__GIVEN REQUEST__: Reproduce the following material word for word, line by line, and leave out the pictures.

--- start ---

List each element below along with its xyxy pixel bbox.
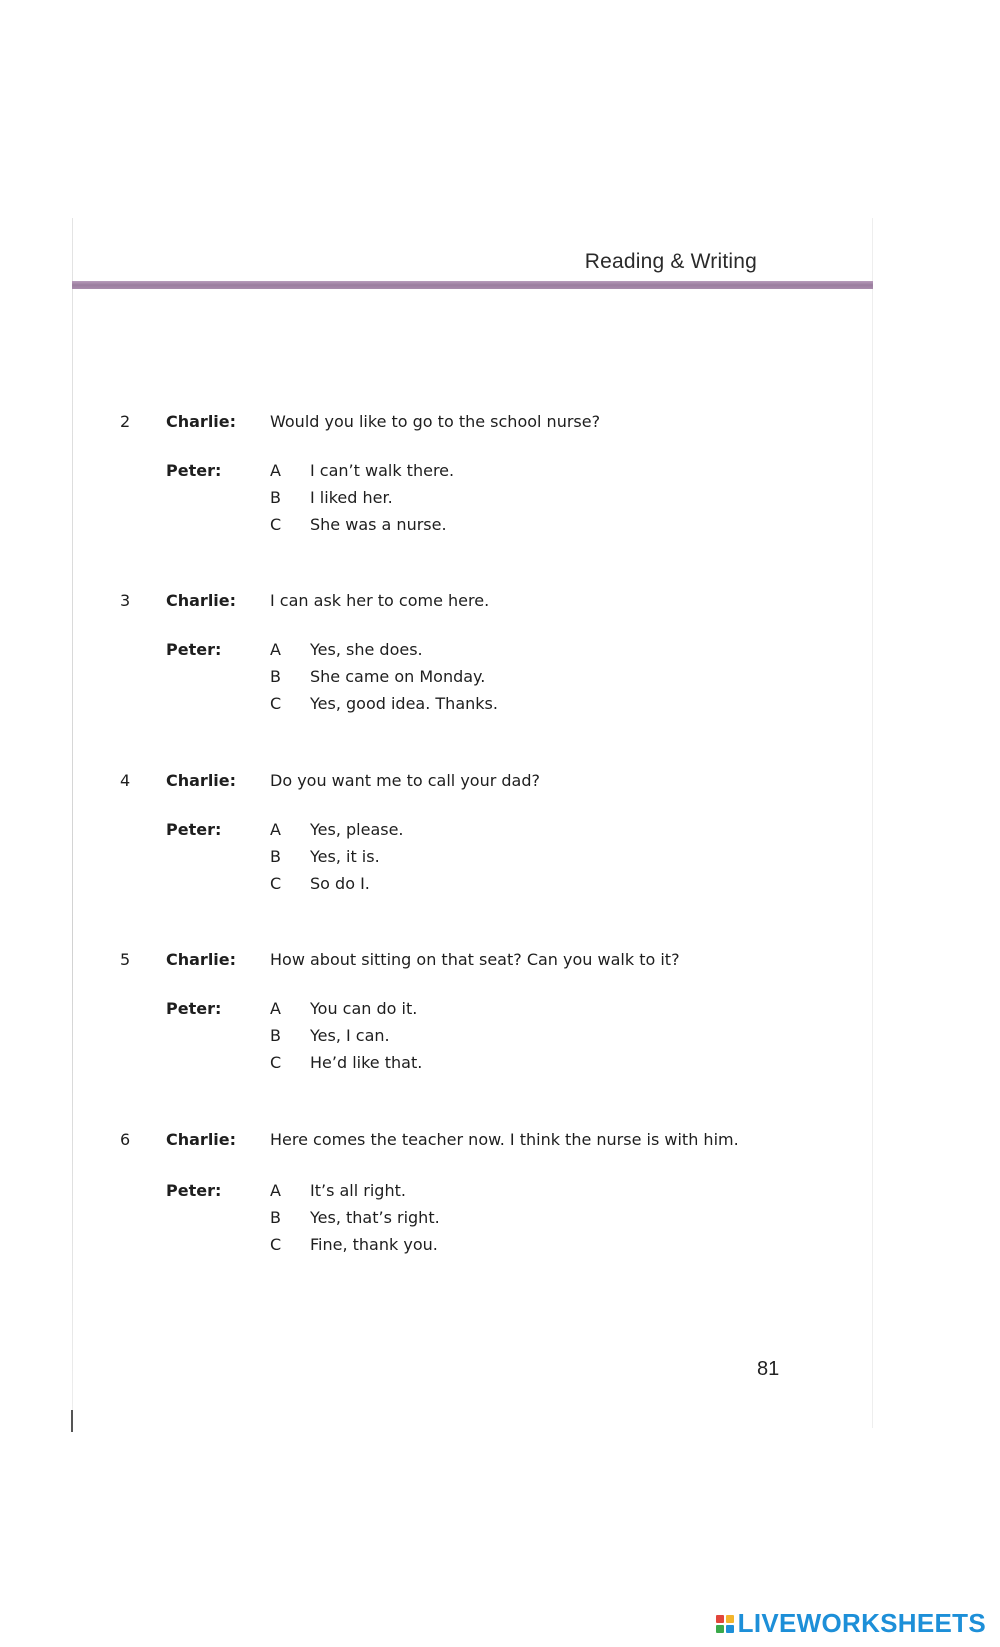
option-text: Yes, that’s right.: [310, 1208, 440, 1227]
option-text: I liked her.: [310, 488, 393, 507]
question-number: 4: [120, 771, 131, 790]
page-left-edge: [72, 218, 73, 1428]
option-text: She was a nurse.: [310, 515, 447, 534]
option-text: She came on Monday.: [310, 667, 486, 686]
speaker-peter: Peter:: [166, 461, 222, 480]
option-letter: C: [270, 694, 282, 713]
option-letter: B: [270, 667, 281, 686]
option-letter: B: [270, 1026, 281, 1045]
logo-square-green: [716, 1625, 724, 1633]
option-text: It’s all right.: [310, 1181, 406, 1200]
option-text: You can do it.: [310, 999, 418, 1018]
question-number: 6: [120, 1130, 131, 1149]
speaker-charlie: Charlie:: [166, 1130, 237, 1149]
speaker-charlie: Charlie:: [166, 412, 237, 431]
logo-text: LIVEWORKSHEETS: [737, 1608, 986, 1638]
option-letter: C: [270, 1235, 282, 1254]
option-text: So do I.: [310, 874, 370, 893]
speaker-peter: Peter:: [166, 820, 222, 839]
page-edge-tick: [71, 1410, 73, 1432]
option-text: Yes, it is.: [310, 847, 380, 866]
speaker-peter: Peter:: [166, 1181, 222, 1200]
question-number: 3: [120, 591, 131, 610]
charlie-line: I can ask her to come here.: [270, 591, 490, 610]
option-letter: A: [270, 461, 281, 480]
section-title: Reading & Writing: [584, 250, 757, 273]
option-letter: C: [270, 515, 282, 534]
option-letter: B: [270, 488, 281, 507]
option-text: He’d like that.: [310, 1053, 423, 1072]
option-letter: A: [270, 820, 281, 839]
logo-square-yellow: [726, 1615, 734, 1623]
option-text: Yes, good idea. Thanks.: [310, 694, 498, 713]
header-bar: [72, 281, 873, 289]
speaker-peter: Peter:: [166, 999, 222, 1018]
option-letter: C: [270, 1053, 282, 1072]
speaker-charlie: Charlie:: [166, 950, 237, 969]
liveworksheets-logo[interactable]: [716, 1608, 986, 1639]
question-number: 5: [120, 950, 131, 969]
option-letter: A: [270, 640, 281, 659]
option-letter: A: [270, 1181, 281, 1200]
charlie-line: Do you want me to call your dad?: [270, 771, 540, 790]
option-text: Fine, thank you.: [310, 1235, 438, 1254]
option-letter: A: [270, 999, 281, 1018]
page-number: 81: [757, 1358, 780, 1380]
option-letter: B: [270, 847, 281, 866]
logo-grid-icon: [716, 1615, 734, 1633]
speaker-charlie: Charlie:: [166, 771, 237, 790]
option-text: Yes, I can.: [310, 1026, 390, 1045]
speaker-peter: Peter:: [166, 640, 222, 659]
option-text: I can’t walk there.: [310, 461, 455, 480]
page-right-edge: [872, 218, 873, 1428]
option-letter: C: [270, 874, 282, 893]
logo-square-red: [716, 1615, 724, 1623]
charlie-line: Would you like to go to the school nurse?: [270, 412, 601, 431]
charlie-line: Here comes the teacher now. I think the nurse is with him.: [270, 1130, 739, 1149]
option-text: Yes, she does.: [310, 640, 423, 659]
option-text: Yes, please.: [310, 820, 404, 839]
charlie-line: How about sitting on that seat? Can you walk to it?: [270, 950, 680, 969]
speaker-charlie: Charlie:: [166, 591, 237, 610]
question-number: 2: [120, 412, 131, 431]
logo-square-blue: [726, 1625, 734, 1633]
option-letter: B: [270, 1208, 281, 1227]
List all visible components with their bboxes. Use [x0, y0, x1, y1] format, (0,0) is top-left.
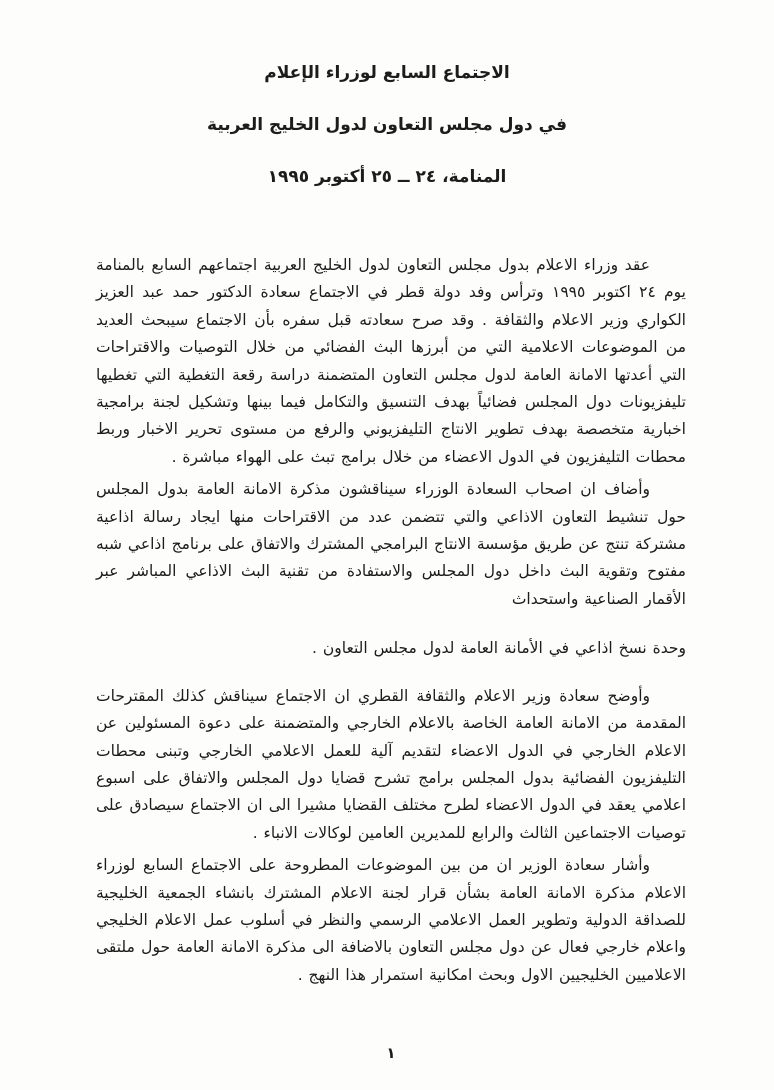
paragraph-1: عقد وزراء الاعلام بدول مجلس التعاون لدول الخليج العربية اجتماعهم السابع بالمنامة يوم ٢٤ اكتوبر ١٩٩٥ وترأس وفد دولة قطر في الاجتماع سعادة الدكتور حمد عبد العزيز الكواري وزير الاعلام والثقافة . وقد صرح سعادته قبل سفره بأن الاجتماع سيبحث العديد من الموضوعات الاعلامية التي من أبرزها البث الفضائي من خلال التوصيات والاقتراحات التي أعدتها الامانة العامة لدول مجلس التعاون المتضمنة دراسة رقعة التغطية التي تغطيها تليفزيونات دول المجلس فضائياً بهدف التنسيق والتكامل فيما بينها وتشكيل لجنة برامجية اخبارية متخصصة بهدف تطوير الانتاج التليفزيوني والرفع من مستوى تحرير الاخبار وربط محطات التليفزيون في الدول الاعضاء من خلال برامج تبث على الهواء مباشرة . — [96, 256, 686, 466]
document-title-line-2: في دول مجلس التعاون لدول الخليج العربية — [207, 115, 567, 135]
document-body — [96, 252, 686, 994]
paragraph-2-continuation-line: وحدة نسخ اذاعي في الأمانة العامة لدول مجلس التعاون . — [312, 639, 686, 658]
paragraph-2: وأضاف ان اصحاب السعادة الوزراء سيناقشون مذكرة الامانة العامة بدول المجلس حول تنشيط التعاون الاذاعي والتي تتضمن عدد من الاقتراحات منها ايجاد رسالة اذاعية مشتركة تنتج عن طريق مؤسسة الانتاج البرامجي المشترك والاتفاق على برنامج اذاعي شبه مفتوح وتقوية البث داخل دول المجلس والاستفادة من تقنية البث الاذاعي المباشر عبر الأقمار الصناعية واستحداث — [96, 480, 686, 608]
paragraph-4: وأشار سعادة الوزير ان من بين الموضوعات المطروحة على الاجتماع السابع لوزراء الاعلام مذكرة الامانة العامة بشأن قرار لجنة الاعلام المشترك بانشاء الجمعية الخليجية للصداقة الدولية وتطوير العمل الاعلامي الرسمي والنظر في أسلوب عمل الاعلام الخليجي واعلام خارجي فعال عن دول مجلس التعاون بالاضافة الى مذكرة الامانة العامة حول ملتقى الاعلاميين الخليجيين الاول وبحث امكانية استمرار هذا النهج . — [96, 856, 686, 984]
document-title-line-3: المنامة، ٢٤ ــ ٢٥ أكتوبر ١٩٩٥ — [267, 167, 507, 187]
page-number: ١ — [386, 1044, 396, 1062]
title-block — [0, 0, 774, 188]
document-title-line-1: الاجتماع السابع لوزراء الإعلام — [264, 63, 510, 83]
paragraph-3: وأوضح سعادة وزير الاعلام والثقافة القطري ان الاجتماع سيناقش كذلك المقترحات المقدمة من الامانة العامة الخاصة بالاعلام الخارجي والمتضمنة على دعوة المسئولين عن الاعلام الخارجي في الدول الاعضاء لتقديم آلية للعمل الاعلامي الخارجي وتبنى محطات التليفزيون الفضائية بدول المجلس برامج تشرح قضايا دول المجلس والاتفاق على اسبوع اعلامي يعقد في الدول الاعضاء لطرح مختلف القضايا مشيرا الى ان الاجتماع سيصادق على توصيات الاجتماعين الثالث والرابع للمديرين العامين لوكالات الانباء . — [96, 686, 686, 842]
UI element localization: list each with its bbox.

--- end ---

__CORRECT RESULT__:
List each element below along with its xyxy pixel bbox.
option-text: Yes, that’s right.: [310, 1208, 440, 1227]
option-text: I liked her.: [310, 488, 393, 507]
question-number: 4: [120, 771, 131, 790]
page-left-edge: [72, 218, 73, 1428]
option-text: She was a nurse.: [310, 515, 447, 534]
option-text: She came on Monday.: [310, 667, 486, 686]
speaker-peter: Peter:: [166, 461, 222, 480]
option-letter: C: [270, 694, 282, 713]
option-letter: B: [270, 667, 281, 686]
option-letter: B: [270, 1026, 281, 1045]
logo-square-green: [716, 1625, 724, 1633]
option-text: It’s all right.: [310, 1181, 406, 1200]
option-text: You can do it.: [310, 999, 418, 1018]
question-number: 6: [120, 1130, 131, 1149]
speaker-charlie: Charlie:: [166, 1130, 237, 1149]
speaker-charlie: Charlie:: [166, 412, 237, 431]
logo-text: LIVEWORKSHEETS: [737, 1608, 986, 1638]
option-letter: C: [270, 1235, 282, 1254]
option-text: So do I.: [310, 874, 370, 893]
speaker-peter: Peter:: [166, 820, 222, 839]
page-edge-tick: [71, 1410, 73, 1432]
option-text: Yes, it is.: [310, 847, 380, 866]
speaker-peter: Peter:: [166, 1181, 222, 1200]
question-number: 3: [120, 591, 131, 610]
charlie-line: I can ask her to come here.: [270, 591, 490, 610]
option-letter: A: [270, 461, 281, 480]
section-title: Reading & Writing: [584, 250, 757, 273]
option-letter: C: [270, 515, 282, 534]
option-letter: B: [270, 488, 281, 507]
option-text: He’d like that.: [310, 1053, 423, 1072]
option-letter: A: [270, 820, 281, 839]
logo-square-yellow: [726, 1615, 734, 1623]
option-text: Yes, good idea. Thanks.: [310, 694, 498, 713]
header-bar: [72, 281, 873, 289]
speaker-peter: Peter:: [166, 999, 222, 1018]
option-letter: C: [270, 1053, 282, 1072]
speaker-charlie: Charlie:: [166, 950, 237, 969]
liveworksheets-logo[interactable]: [716, 1608, 986, 1639]
question-number: 5: [120, 950, 131, 969]
option-letter: A: [270, 640, 281, 659]
option-letter: A: [270, 1181, 281, 1200]
charlie-line: Do you want me to call your dad?: [270, 771, 540, 790]
option-text: Fine, thank you.: [310, 1235, 438, 1254]
option-letter: A: [270, 999, 281, 1018]
page-number: 81: [757, 1358, 780, 1380]
option-letter: B: [270, 847, 281, 866]
logo-grid-icon: [716, 1615, 734, 1633]
speaker-charlie: Charlie:: [166, 771, 237, 790]
option-text: Yes, I can.: [310, 1026, 390, 1045]
speaker-peter: Peter:: [166, 640, 222, 659]
option-text: I can’t walk there.: [310, 461, 455, 480]
page-right-edge: [872, 218, 873, 1428]
option-letter: C: [270, 874, 282, 893]
logo-square-red: [716, 1615, 724, 1623]
charlie-line: Would you like to go to the school nurse?: [270, 412, 601, 431]
charlie-line: Here comes the teacher now. I think the nurse is with him.: [270, 1130, 739, 1149]
option-text: Yes, she does.: [310, 640, 423, 659]
option-text: Yes, please.: [310, 820, 404, 839]
charlie-line: How about sitting on that seat? Can you walk to it?: [270, 950, 680, 969]
speaker-charlie: Charlie:: [166, 591, 237, 610]
question-number: 2: [120, 412, 131, 431]
logo-square-blue: [726, 1625, 734, 1633]
option-letter: B: [270, 1208, 281, 1227]
List all visible components with their bboxes. Use [x0, y0, x1, y1] format, (0,0) is top-left.
paragraph-1: عقد وزراء الاعلام بدول مجلس التعاون لدول الخليج العربية اجتماعهم السابع بالمنامة يوم ٢٤ اكتوبر ١٩٩٥ وترأس وفد دولة قطر في الاجتماع سعادة الدكتور حمد عبد العزيز الكواري وزير الاعلام والثقافة . وقد صرح سعادته قبل سفره بأن الاجتماع سيبحث العديد من الموضوعات الاعلامية التي من أبرزها البث الفضائي من خلال التوصيات والاقتراحات التي أعدتها الامانة العامة لدول مجلس التعاون المتضمنة دراسة رقعة التغطية التي تغطيها تليفزيونات دول المجلس فضائياً بهدف التنسيق والتكامل فيما بينها وتشكيل لجنة برامجية اخبارية متخصصة بهدف تطوير الانتاج التليفزيوني والرفع من مستوى تحرير الاخبار وربط محطات التليفزيون في الدول الاعضاء من خلال برامج تبث على الهواء مباشرة . — [96, 256, 686, 466]
document-title-line-2: في دول مجلس التعاون لدول الخليج العربية — [207, 115, 567, 135]
document-body — [96, 252, 686, 994]
paragraph-2-continuation-line: وحدة نسخ اذاعي في الأمانة العامة لدول مجلس التعاون . — [312, 639, 686, 658]
paragraph-2: وأضاف ان اصحاب السعادة الوزراء سيناقشون مذكرة الامانة العامة بدول المجلس حول تنشيط التعاون الاذاعي والتي تتضمن عدد من الاقتراحات منها ايجاد رسالة اذاعية مشتركة تنتج عن طريق مؤسسة الانتاج البرامجي المشترك والاتفاق على برنامج اذاعي شبه مفتوح وتقوية البث داخل دول المجلس والاستفادة من تقنية البث الاذاعي المباشر عبر الأقمار الصناعية واستحداث — [96, 480, 686, 608]
paragraph-4: وأشار سعادة الوزير ان من بين الموضوعات المطروحة على الاجتماع السابع لوزراء الاعلام مذكرة الامانة العامة بشأن قرار لجنة الاعلام المشترك بانشاء الجمعية الخليجية للصداقة الدولية وتطوير العمل الاعلامي الرسمي والنظر في أسلوب عمل الاعلام الخليجي واعلام خارجي فعال عن دول مجلس التعاون بالاضافة الى مذكرة الامانة العامة حول ملتقى الاعلاميين الخليجيين الاول وبحث امكانية استمرار هذا النهج . — [96, 856, 686, 984]
document-title-line-3: المنامة، ٢٤ ــ ٢٥ أكتوبر ١٩٩٥ — [267, 167, 507, 187]
page-number: ١ — [386, 1044, 396, 1062]
title-block — [0, 0, 774, 188]
document-title-line-1: الاجتماع السابع لوزراء الإعلام — [264, 63, 510, 83]
paragraph-3: وأوضح سعادة وزير الاعلام والثقافة القطري ان الاجتماع سيناقش كذلك المقترحات المقدمة من الامانة العامة الخاصة بالاعلام الخارجي والمتضمنة على دعوة المسئولين عن الاعلام الخارجي في الدول الاعضاء لتقديم آلية للعمل الاعلامي الخارجي وتبنى محطات التليفزيون الفضائية بدول المجلس برامج تشرح قضايا دول المجلس والاتفاق على اسبوع اعلامي يعقد في الدول الاعضاء لطرح مختلف القضايا مشيرا الى ان الاجتماع سيصادق على توصيات الاجتماعين الثالث والرابع للمديرين العامين لوكالات الانباء . — [96, 686, 686, 842]
UI element localization: list each with its bbox.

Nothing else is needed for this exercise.